Game 1 of the NLCS is Saturday at Wrigley Field against either the Nationals or Dodgers on FS1 at 8 p.m. ET/7 p.m. CT.
"Once we got to the bullpen," bench coach Dave Martinez said, "we felt we had a chance to do something."
It took the Cubs nine innings to get there, as Giants starter Matt Moore dazzled while holding Chicago to two hits over eight innings. But with his pitch count at 120, Giants manager Bruce Bochy turned to a bullpen that had blown 31 saves this year and had no trusted closer.
Gif: Cubs dugout goes crazy
He'd summon four pitchers to face the Cubs' first four ninth-inning hitters, none of which would be retired. Kris Bryant foiled the shift to open the inning with a single off Derek Law. Anthony Rizzo, who hadn't reached base in the first three games of the series, did so for the third time Tuesday by drawing a walk off Javier López.

▸ **Written instruction 1**: Reproduce the passage from the Cubs game report from "Gif: Cubs dugout" up to and including "off Javier López.".

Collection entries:
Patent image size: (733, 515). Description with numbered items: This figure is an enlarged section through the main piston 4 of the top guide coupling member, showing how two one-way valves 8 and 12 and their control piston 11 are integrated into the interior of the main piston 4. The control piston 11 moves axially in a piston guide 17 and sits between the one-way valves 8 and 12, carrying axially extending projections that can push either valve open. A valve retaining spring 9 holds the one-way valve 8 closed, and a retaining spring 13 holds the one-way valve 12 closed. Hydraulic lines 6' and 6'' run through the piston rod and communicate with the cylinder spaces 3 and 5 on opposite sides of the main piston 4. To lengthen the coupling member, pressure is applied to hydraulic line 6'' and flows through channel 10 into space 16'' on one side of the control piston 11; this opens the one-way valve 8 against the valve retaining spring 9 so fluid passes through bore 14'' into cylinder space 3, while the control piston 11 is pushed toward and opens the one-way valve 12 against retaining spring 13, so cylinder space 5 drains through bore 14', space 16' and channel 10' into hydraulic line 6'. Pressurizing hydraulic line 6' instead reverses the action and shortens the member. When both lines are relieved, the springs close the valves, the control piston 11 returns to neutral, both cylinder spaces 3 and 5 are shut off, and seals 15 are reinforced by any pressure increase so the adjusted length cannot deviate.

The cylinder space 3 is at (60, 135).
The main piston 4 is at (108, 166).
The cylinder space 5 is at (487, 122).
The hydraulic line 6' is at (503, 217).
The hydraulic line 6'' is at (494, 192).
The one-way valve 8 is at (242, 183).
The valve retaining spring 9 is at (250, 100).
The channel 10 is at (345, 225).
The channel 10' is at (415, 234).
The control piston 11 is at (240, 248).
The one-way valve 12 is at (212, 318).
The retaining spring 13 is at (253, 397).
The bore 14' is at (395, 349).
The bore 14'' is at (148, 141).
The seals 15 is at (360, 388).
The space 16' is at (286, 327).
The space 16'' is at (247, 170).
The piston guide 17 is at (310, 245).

▸ **Written instruction 2**: Rewrite the rows from the first row up to and including the line with "The main piston 4 is at (108, 166).", replacing "enlarged" with "magnified" and leaving everything else unchanged.

▸ **Exercise solution 1**:
Gif: Cubs dugout goes crazy
He'd summon four pitchers to face the Cubs' first four ninth-inning hitters, none of which would be retired. Kris Bryant foiled the shift to open the inning with a single off Derek Law. Anthony Rizzo, who hadn't reached base in the first three games of the series, did so for the third time Tuesday by drawing a walk off Javier López.

▸ **Exercise solution 2**:
Patent image size: (733, 515). Description with numbered items: This figure is an magnified section through the main piston 4 of the top guide coupling member, showing how two one-way valves 8 and 12 and their control piston 11 are integrated into the interior of the main piston 4. The control piston 11 moves axially in a piston guide 17 and sits between the one-way valves 8 and 12, carrying axially extending projections that can push either valve open. A valve retaining spring 9 holds the one-way valve 8 closed, and a retaining spring 13 holds the one-way valve 12 closed. Hydraulic lines 6' and 6'' run through the piston rod and communicate with the cylinder spaces 3 and 5 on opposite sides of the main piston 4. To lengthen the coupling member, pressure is applied to hydraulic line 6'' and flows through channel 10 into space 16'' on one side of the control piston 11; this opens the one-way valve 8 against the valve retaining spring 9 so fluid passes through bore 14'' into cylinder space 3, while the control piston 11 is pushed toward and opens the one-way valve 12 against retaining spring 13, so cylinder space 5 drains through bore 14', space 16' and channel 10' into hydraulic line 6'. Pressurizing hydraulic line 6' instead reverses the action and shortens the member. When both lines are relieved, the springs close the valves, the control piston 11 returns to neutral, both cylinder spaces 3 and 5 are shut off, and seals 15 are reinforced by any pressure increase so the adjusted length cannot deviate.

The cylinder space 3 is at (60, 135).
The main piston 4 is at (108, 166).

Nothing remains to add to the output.